## [Aim]
Return the number of lines in which the word "this" appears; add nothing else.

## [Figure collection entries]
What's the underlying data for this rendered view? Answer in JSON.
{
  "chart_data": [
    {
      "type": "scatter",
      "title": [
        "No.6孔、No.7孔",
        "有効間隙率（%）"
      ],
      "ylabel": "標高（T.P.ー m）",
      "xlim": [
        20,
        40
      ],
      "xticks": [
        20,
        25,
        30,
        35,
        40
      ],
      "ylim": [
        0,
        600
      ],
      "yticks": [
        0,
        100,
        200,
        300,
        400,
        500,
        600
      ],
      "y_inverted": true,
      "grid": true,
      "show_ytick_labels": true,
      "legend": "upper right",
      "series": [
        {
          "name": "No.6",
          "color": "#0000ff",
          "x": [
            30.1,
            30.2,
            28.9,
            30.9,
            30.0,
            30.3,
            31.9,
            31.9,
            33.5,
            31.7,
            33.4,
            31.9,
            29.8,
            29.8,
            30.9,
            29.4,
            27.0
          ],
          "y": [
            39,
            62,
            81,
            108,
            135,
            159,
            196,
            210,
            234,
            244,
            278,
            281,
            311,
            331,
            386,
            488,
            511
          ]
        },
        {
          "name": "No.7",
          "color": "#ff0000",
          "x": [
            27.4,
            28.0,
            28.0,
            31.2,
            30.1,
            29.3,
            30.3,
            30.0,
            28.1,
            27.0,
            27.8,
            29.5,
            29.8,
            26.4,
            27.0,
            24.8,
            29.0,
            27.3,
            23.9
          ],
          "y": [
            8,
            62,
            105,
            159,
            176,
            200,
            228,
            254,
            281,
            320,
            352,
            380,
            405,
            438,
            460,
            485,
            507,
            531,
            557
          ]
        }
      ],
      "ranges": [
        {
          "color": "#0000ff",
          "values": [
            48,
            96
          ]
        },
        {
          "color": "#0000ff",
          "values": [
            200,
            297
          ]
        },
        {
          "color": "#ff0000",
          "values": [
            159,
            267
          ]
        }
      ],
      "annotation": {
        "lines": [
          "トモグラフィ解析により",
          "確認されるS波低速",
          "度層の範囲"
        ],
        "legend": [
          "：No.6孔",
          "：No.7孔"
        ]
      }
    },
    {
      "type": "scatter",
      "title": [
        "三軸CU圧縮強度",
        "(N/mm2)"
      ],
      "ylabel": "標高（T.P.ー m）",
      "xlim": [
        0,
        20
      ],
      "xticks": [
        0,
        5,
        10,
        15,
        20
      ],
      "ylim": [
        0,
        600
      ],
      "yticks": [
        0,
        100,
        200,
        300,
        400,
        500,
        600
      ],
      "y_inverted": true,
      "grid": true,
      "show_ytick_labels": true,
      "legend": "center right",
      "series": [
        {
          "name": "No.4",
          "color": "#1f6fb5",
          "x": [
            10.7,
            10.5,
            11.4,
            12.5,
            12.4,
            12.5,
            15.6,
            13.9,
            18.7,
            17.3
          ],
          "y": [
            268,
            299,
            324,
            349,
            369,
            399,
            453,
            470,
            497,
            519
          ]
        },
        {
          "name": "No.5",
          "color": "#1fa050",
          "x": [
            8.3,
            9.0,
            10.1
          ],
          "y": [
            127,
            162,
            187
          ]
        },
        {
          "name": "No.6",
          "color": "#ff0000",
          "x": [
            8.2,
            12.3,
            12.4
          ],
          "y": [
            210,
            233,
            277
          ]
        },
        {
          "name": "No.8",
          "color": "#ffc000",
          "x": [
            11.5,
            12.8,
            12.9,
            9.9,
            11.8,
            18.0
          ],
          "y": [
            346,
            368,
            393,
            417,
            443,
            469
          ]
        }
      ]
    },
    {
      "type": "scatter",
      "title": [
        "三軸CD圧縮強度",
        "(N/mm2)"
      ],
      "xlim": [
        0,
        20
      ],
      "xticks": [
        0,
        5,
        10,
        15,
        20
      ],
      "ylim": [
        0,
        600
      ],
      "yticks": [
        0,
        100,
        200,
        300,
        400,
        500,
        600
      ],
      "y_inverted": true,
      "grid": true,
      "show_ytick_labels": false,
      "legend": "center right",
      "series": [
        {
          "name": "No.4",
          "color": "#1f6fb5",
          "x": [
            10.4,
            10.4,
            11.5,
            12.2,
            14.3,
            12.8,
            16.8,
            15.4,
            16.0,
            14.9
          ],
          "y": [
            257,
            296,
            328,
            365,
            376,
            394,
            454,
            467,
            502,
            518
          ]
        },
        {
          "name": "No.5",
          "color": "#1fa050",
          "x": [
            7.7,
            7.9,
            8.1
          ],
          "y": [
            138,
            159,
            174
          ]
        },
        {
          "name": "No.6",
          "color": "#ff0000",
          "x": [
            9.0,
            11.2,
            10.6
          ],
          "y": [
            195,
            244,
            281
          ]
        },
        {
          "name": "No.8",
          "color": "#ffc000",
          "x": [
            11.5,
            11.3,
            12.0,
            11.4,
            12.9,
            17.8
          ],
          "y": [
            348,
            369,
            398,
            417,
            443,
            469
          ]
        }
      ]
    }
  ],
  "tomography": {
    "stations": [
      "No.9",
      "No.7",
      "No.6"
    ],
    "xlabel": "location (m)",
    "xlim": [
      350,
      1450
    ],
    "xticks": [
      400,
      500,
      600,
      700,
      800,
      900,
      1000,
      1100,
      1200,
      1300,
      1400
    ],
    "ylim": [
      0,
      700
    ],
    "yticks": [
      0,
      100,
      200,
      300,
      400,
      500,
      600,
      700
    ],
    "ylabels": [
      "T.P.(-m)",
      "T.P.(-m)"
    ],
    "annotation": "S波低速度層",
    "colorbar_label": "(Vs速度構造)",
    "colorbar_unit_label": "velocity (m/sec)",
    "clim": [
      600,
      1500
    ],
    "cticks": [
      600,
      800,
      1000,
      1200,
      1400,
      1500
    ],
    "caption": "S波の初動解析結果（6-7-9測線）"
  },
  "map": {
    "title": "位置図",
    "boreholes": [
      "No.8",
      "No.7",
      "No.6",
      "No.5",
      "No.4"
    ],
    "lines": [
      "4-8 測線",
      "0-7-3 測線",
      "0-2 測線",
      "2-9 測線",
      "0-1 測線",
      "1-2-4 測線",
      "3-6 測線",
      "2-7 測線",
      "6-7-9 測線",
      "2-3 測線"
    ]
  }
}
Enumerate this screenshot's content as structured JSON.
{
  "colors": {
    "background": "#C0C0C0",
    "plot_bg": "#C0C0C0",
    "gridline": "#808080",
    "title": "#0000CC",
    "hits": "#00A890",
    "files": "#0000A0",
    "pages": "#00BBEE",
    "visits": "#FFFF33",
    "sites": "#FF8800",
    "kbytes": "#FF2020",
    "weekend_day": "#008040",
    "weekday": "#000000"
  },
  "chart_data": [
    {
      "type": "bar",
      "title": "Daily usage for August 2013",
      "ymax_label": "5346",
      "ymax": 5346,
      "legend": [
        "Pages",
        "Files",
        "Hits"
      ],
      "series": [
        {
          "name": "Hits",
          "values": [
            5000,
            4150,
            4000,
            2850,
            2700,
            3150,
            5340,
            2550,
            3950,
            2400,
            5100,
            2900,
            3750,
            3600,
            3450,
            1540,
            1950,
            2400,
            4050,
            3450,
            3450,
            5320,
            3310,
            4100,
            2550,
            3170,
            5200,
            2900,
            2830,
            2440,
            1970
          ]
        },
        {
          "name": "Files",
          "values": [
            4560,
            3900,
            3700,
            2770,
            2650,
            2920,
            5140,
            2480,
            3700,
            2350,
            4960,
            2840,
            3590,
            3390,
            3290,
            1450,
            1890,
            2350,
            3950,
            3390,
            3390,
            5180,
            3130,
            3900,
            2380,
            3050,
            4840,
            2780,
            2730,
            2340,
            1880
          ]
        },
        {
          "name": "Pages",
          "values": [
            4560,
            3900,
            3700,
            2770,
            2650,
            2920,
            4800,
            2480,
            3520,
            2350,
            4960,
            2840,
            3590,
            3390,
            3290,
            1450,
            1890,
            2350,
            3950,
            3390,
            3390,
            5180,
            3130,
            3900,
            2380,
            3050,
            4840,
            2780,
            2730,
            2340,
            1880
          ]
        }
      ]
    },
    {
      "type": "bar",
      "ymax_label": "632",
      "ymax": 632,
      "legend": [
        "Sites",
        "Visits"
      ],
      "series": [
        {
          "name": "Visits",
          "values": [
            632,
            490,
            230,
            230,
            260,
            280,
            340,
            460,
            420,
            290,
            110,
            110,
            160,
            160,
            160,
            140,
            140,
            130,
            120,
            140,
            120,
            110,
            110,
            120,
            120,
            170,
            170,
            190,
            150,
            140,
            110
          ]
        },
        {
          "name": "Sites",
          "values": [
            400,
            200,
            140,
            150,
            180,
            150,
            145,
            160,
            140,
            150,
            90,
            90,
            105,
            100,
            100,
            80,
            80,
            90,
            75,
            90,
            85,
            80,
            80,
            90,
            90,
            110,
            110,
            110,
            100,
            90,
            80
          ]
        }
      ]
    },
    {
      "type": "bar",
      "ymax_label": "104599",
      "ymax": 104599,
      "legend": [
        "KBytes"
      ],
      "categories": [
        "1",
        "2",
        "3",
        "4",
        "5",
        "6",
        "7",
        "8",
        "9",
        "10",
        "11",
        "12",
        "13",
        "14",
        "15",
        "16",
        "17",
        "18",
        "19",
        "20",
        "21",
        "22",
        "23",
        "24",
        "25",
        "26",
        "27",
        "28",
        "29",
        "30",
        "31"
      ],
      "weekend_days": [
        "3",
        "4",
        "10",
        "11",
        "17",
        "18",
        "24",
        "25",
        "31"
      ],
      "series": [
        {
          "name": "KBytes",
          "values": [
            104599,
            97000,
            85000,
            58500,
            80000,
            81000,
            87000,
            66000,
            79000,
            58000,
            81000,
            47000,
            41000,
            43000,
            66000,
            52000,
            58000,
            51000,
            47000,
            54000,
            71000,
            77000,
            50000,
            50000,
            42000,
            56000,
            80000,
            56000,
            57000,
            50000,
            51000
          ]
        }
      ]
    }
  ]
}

## [Task output]
2